Extract all lines in the data that contain the word "Studies".
━━ Dataset excerpts ━━
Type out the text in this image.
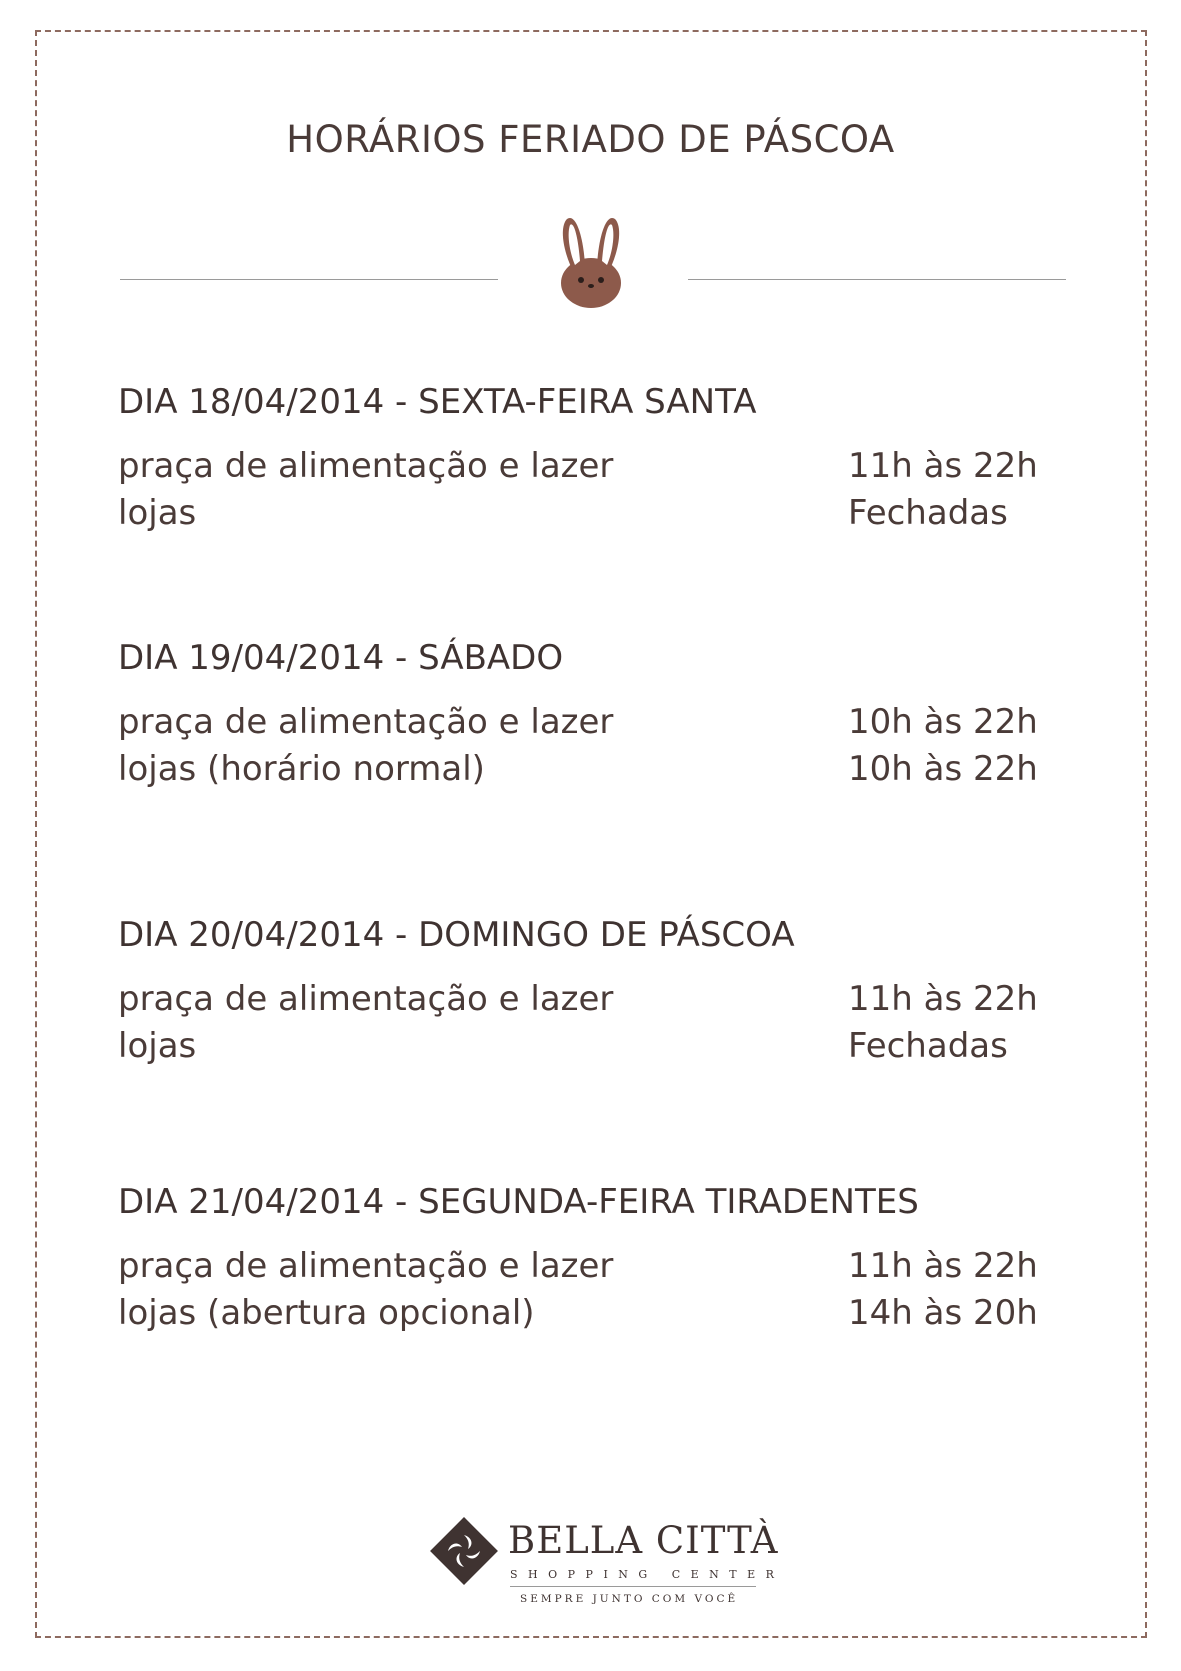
HORÁRIOS FERIADO DE PÁSCOA
DIA 18/04/2014 - SEXTA-FEIRA SANTA
praça de alimentação e lazer	11h às 22h
lojas	Fechadas
DIA 19/04/2014 - SÁBADO
praça de alimentação e lazer	10h às 22h
lojas (horário normal)	10h às 22h
DIA 20/04/2014 - DOMINGO DE PÁSCOA
praça de alimentação e lazer	11h às 22h
lojas	Fechadas
DIA 21/04/2014 - SEGUNDA-FEIRA TIRADENTES
praça de alimentação e lazer	11h às 22h
lojas (abertura opcional)	14h às 20h
BELLA CITTÀ
SHOPPING CENTER
SEMPRE JUNTO COM VOCÊ
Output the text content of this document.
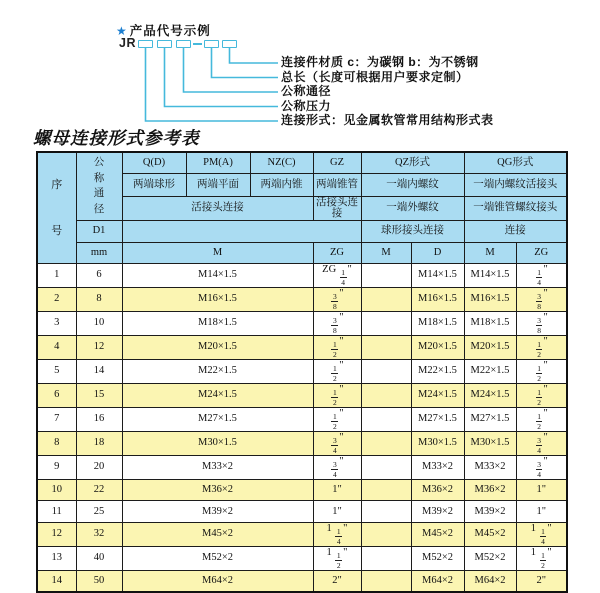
★ 产品代号示例
JR
连接件材质 c：为碳钢 b：为不锈钢
总长（长度可根据用户要求定制）
公称通径
公称压力
连接形式：见金属软管常用结构形式表
螺母连接形式参考表
序号	公称通径	Q(D)	PM(A)	NZ(C)	GZ	QZ形式		QG形式	
		两端球形	两端平面	两端内锥	两端锥管	一端内螺纹		一端内螺纹活接头	
		活接头连接			活接头连接	一端外螺纹		一端锥管螺纹接头	
	D1					球形接头连接		连接	
	mm	M			ZG	M	D	M	ZG
1	6	M14×1.5			ZG $\frac{1}{4}$ "		M14×1.5	M14×1.5	$\frac{1}{4}$ "
2	8	M16×1.5			$\frac{3}{8}$ "		M16×1.5	M16×1.5	$\frac{3}{8}$ "
3	10	M18×1.5			$\frac{3}{8}$ "		M18×1.5	M18×1.5	$\frac{3}{8}$ "
4	12	M20×1.5			$\frac{1}{2}$ "		M20×1.5	M20×1.5	$\frac{1}{2}$ "
5	14	M22×1.5			$\frac{1}{2}$ "		M22×1.5	M22×1.5	$\frac{1}{2}$ "
6	15	M24×1.5			$\frac{1}{2}$ "		M24×1.5	M24×1.5	$\frac{1}{2}$ "
7	16	M27×1.5			$\frac{1}{2}$ "		M27×1.5	M27×1.5	$\frac{1}{2}$ "
8	18	M30×1.5			$\frac{3}{4}$ "		M30×1.5	M30×1.5	$\frac{3}{4}$ "
9	20	M33×2			$\frac{3}{4}$ "		M33×2	M33×2	$\frac{3}{4}$ "
10	22	M36×2			1"		M36×2	M36×2	1"
11	25	M39×2			1"		M39×2	M39×2	1"
12	32	M45×2			$1 \frac{1}{4}$ "		M45×2	M45×2	$1 \frac{1}{4}$ "
13	40	M52×2			$1 \frac{1}{2}$ "		M52×2	M52×2	$1 \frac{1}{2}$ "
14	50	M64×2			2"		M64×2	M64×2	2"
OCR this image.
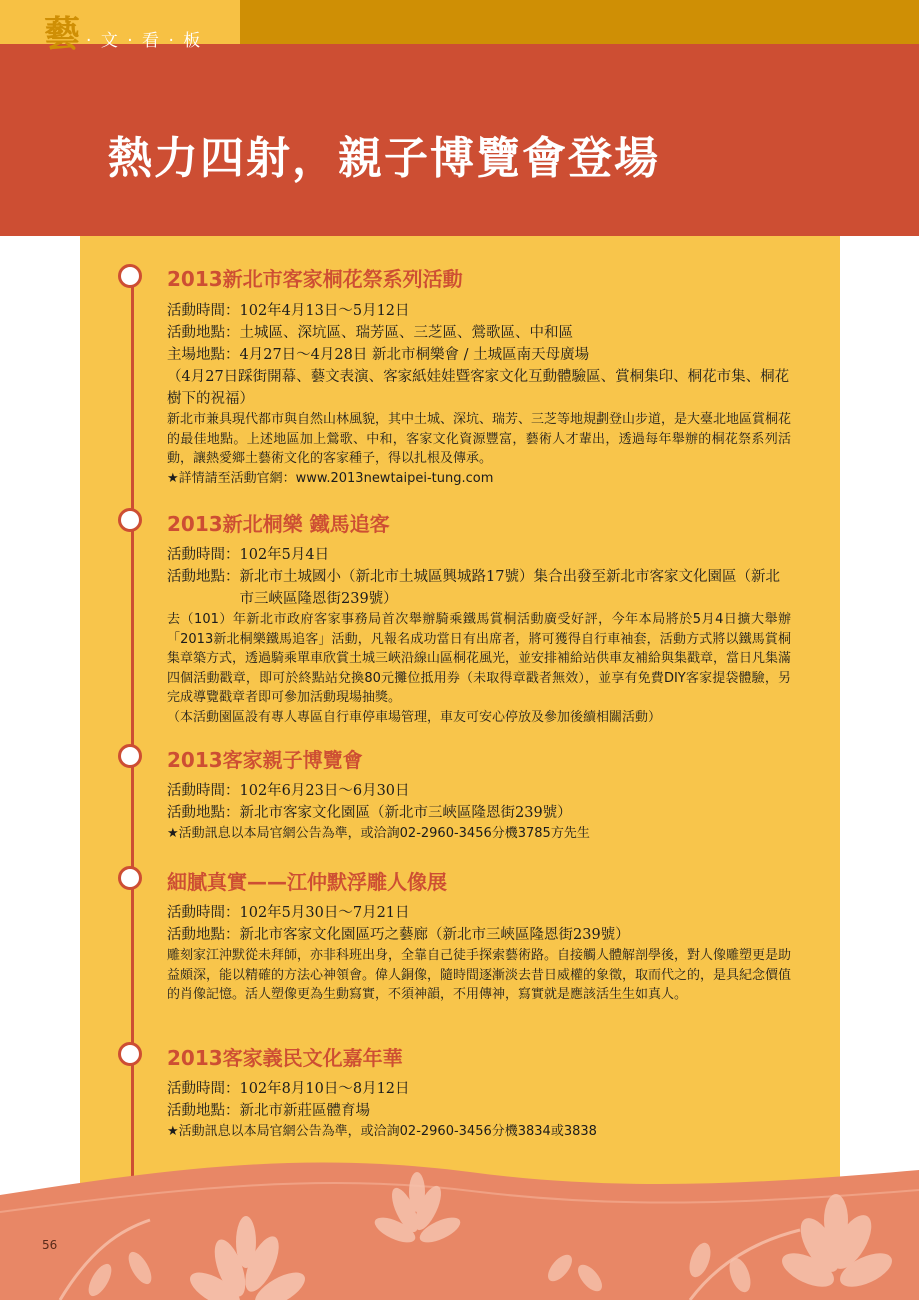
藝 · 文 · 看 · 板
熱力四射，親子博覽會登場
2013新北市客家桐花祭系列活動

活動時間：102年4月13日～5月12日

活動地點：土城區、深坑區、瑞芳區、三芝區、鶯歌區、中和區

主場地點：4月27日～4月28日 新北市桐樂會 / 土城區南天母廣場

（4月27日踩街開幕、藝文表演、客家紙娃娃暨客家文化互動體驗區、賞桐集印、桐花市集、桐花樹下的祝福）

新北市兼具現代都市與自然山林風貌，其中土城、深坑、瑞芳、三芝等地規劃登山步道，是大臺北地區賞桐花的最佳地點。上述地區加上鶯歌、中和，客家文化資源豐富，藝術人才輩出，透過每年舉辦的桐花祭系列活動，讓熱愛鄉土藝術文化的客家種子，得以扎根及傳承。

★詳情請至活動官網：www.2013newtaipei-tung.com

2013新北桐樂 鐵馬追客

活動時間：102年5月4日

活動地點： 新北市土城國小（新北市土城區興城路17號）集合出發至新北市客家文化園區（新北市三峽區隆恩街239號）

去（101）年新北市政府客家事務局首次舉辦騎乘鐵馬賞桐活動廣受好評，今年本局將於5月4日擴大舉辦「2013新北桐樂鐵馬追客」活動，凡報名成功當日有出席者，將可獲得自行車袖套，活動方式將以鐵馬賞桐集章築方式，透過騎乘單車欣賞土城三峽沿線山區桐花風光，並安排補給站供車友補給與集戳章，當日凡集滿四個活動戳章，即可於終點站兌換80元攤位抵用券（未取得章戳者無效），並享有免費DIY客家提袋體驗，另完成導覽戳章者即可參加活動現場抽獎。

（本活動園區設有專人專區自行車停車場管理，車友可安心停放及參加後續相關活動）

2013客家親子博覽會

活動時間：102年6月23日～6月30日

活動地點：新北市客家文化園區（新北市三峽區隆恩街239號）

★活動訊息以本局官網公告為準，或洽詢02-2960-3456分機3785方先生

細膩真實——江仲默浮雕人像展

活動時間：102年5月30日～7月21日

活動地點：新北市客家文化園區巧之藝廊（新北市三峽區隆恩街239號）

雕刻家江沖默從未拜師，亦非科班出身，全靠自己徒手探索藝術路。自接觸人體解剖學後，對人像雕塑更是助益頗深，能以精確的方法心神領會。偉人銅像，隨時間逐漸淡去昔日威權的象徵，取而代之的，是具紀念價值的肖像記憶。活人塑像更為生動寫實，不須神韻，不用傳神，寫實就是應該活生生如真人。

2013客家義民文化嘉年華

活動時間：102年8月10日～8月12日

活動地點：新北市新莊區體育場

★活動訊息以本局官網公告為準，或洽詢02-2960-3456分機3834或3838

56
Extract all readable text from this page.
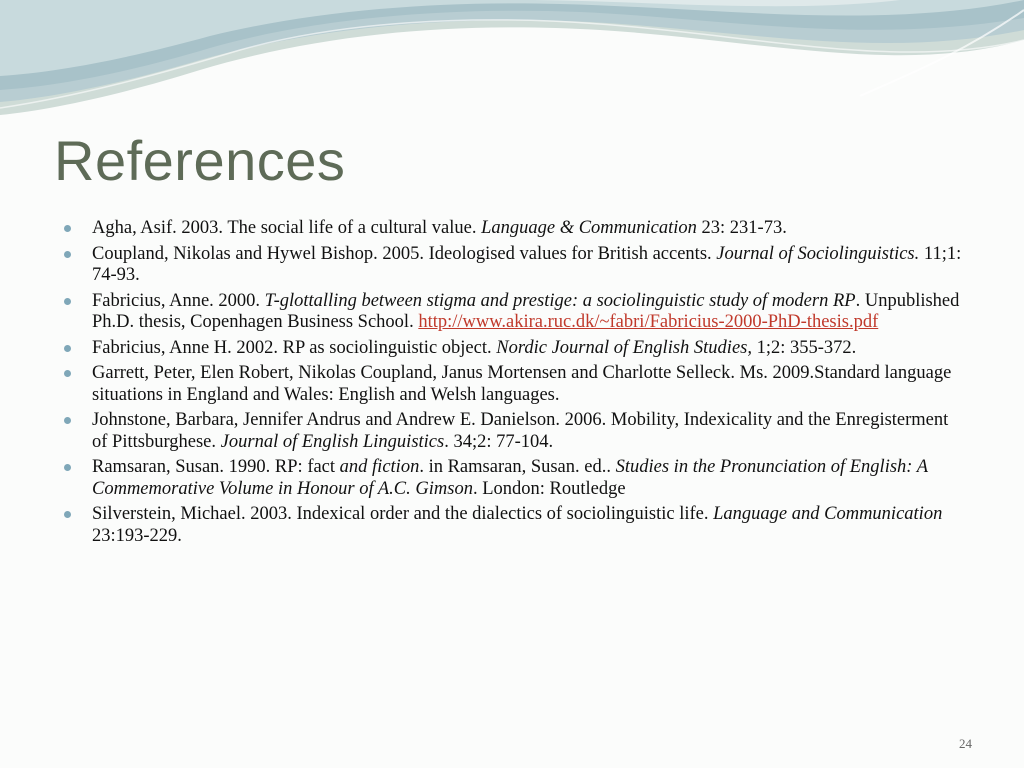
References
Agha, Asif. 2003. The social life of a cultural value. Language & Communication 23: 231-73.
Coupland, Nikolas and Hywel Bishop. 2005. Ideologised values for British accents. Journal of Sociolinguistics. 11;1: 74-93.
Fabricius, Anne. 2000. T-glottalling between stigma and prestige: a sociolinguistic study of modern RP. Unpublished Ph.D. thesis, Copenhagen Business School. http://www.akira.ruc.dk/~fabri/Fabricius-2000-PhD-thesis.pdf
Fabricius, Anne H. 2002. RP as sociolinguistic object. Nordic Journal of English Studies, 1;2: 355-372.
Garrett, Peter, Elen Robert, Nikolas Coupland, Janus Mortensen and Charlotte Selleck. Ms. 2009.Standard language situations in England and Wales: English and Welsh languages.
Johnstone, Barbara, Jennifer Andrus and Andrew E. Danielson. 2006. Mobility, Indexicality and the Enregisterment of Pittsburghese. Journal of English Linguistics. 34;2: 77-104.
Ramsaran, Susan. 1990. RP: fact and fiction. in Ramsaran, Susan. ed.. Studies in the Pronunciation of English: A Commemorative Volume in Honour of A.C. Gimson. London: Routledge
Silverstein, Michael. 2003. Indexical order and the dialectics of sociolinguistic life. Language and Communication 23:193-229.
24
━━━
• _Reply to the exercise_
Fabricius, Anne H. 2002. RP as sociolinguistic object. Nordic Journal of English Studies, 1;2: 355-372.
Ramsaran, Susan. 1990. RP: fact and fiction. in Ramsaran, Susan. ed.. Studies in the Pronunciation of English: A Commemorative Volume in Honour of A.C. Gimson. London: Routledge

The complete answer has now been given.